Given task
Rewrite the listing from its start through the line with "cereal-image[interactable]: POPS —", changing "bounding boxes" to "bounding rectangles" and leaving everything else unchanged. Return only those lines.

** begin **

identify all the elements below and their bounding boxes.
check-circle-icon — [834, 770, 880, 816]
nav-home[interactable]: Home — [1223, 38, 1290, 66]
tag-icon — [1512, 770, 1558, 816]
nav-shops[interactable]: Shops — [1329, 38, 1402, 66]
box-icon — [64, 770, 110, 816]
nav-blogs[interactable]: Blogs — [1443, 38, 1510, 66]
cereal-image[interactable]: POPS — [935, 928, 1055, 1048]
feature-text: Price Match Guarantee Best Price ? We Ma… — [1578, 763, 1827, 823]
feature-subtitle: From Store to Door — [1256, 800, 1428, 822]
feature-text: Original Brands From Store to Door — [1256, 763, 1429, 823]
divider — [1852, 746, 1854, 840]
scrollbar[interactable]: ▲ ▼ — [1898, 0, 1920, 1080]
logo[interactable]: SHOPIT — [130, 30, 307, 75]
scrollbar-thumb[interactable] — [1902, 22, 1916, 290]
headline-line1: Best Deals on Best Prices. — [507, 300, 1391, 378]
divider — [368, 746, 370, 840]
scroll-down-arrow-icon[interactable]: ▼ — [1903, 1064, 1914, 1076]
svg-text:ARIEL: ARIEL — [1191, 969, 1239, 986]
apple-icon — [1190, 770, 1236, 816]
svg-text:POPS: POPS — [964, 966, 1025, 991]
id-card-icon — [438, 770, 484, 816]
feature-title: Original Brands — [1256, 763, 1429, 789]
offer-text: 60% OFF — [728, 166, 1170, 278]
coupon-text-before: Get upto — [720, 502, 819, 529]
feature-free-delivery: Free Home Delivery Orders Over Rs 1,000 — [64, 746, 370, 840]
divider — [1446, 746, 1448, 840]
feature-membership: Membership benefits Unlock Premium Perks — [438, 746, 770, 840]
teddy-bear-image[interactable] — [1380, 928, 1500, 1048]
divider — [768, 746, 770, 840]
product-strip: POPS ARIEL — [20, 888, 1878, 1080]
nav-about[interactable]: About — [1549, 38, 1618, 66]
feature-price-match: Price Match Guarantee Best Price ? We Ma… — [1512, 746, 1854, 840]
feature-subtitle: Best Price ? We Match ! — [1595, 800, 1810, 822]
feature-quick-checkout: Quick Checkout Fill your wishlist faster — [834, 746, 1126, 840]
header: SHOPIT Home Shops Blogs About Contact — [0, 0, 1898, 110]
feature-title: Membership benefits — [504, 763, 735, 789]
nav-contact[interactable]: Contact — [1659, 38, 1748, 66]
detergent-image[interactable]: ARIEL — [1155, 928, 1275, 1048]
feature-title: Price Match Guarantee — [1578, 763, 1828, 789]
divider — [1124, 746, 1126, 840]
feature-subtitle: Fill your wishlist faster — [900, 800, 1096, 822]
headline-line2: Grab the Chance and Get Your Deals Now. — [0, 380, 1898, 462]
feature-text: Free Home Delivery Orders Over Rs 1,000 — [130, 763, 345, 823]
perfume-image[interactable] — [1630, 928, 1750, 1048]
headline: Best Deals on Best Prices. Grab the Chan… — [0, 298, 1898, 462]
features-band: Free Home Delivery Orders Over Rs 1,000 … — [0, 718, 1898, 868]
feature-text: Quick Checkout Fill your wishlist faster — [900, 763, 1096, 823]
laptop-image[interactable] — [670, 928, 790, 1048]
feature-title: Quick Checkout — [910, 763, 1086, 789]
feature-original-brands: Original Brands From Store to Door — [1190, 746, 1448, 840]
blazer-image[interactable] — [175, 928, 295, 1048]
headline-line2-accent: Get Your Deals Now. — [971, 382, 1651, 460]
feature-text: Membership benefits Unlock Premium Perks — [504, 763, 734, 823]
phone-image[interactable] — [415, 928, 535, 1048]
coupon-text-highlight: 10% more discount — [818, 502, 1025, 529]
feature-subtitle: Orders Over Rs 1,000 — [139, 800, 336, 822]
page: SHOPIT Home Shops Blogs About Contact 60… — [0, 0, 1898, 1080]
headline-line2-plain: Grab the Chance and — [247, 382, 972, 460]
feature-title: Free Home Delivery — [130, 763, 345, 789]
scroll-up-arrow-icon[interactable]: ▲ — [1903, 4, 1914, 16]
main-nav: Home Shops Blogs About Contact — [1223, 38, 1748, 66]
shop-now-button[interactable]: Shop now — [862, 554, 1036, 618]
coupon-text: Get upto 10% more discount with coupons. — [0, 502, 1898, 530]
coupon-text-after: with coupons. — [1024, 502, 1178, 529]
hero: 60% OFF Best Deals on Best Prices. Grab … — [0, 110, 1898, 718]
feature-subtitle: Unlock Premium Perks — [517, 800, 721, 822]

** end **

Exercise solution
identify all the elements below and their bounding rectangles.
check-circle-icon — [834, 770, 880, 816]
nav-home[interactable]: Home — [1223, 38, 1290, 66]
tag-icon — [1512, 770, 1558, 816]
nav-shops[interactable]: Shops — [1329, 38, 1402, 66]
box-icon — [64, 770, 110, 816]
nav-blogs[interactable]: Blogs — [1443, 38, 1510, 66]
cereal-image[interactable]: POPS — [935, 928, 1055, 1048]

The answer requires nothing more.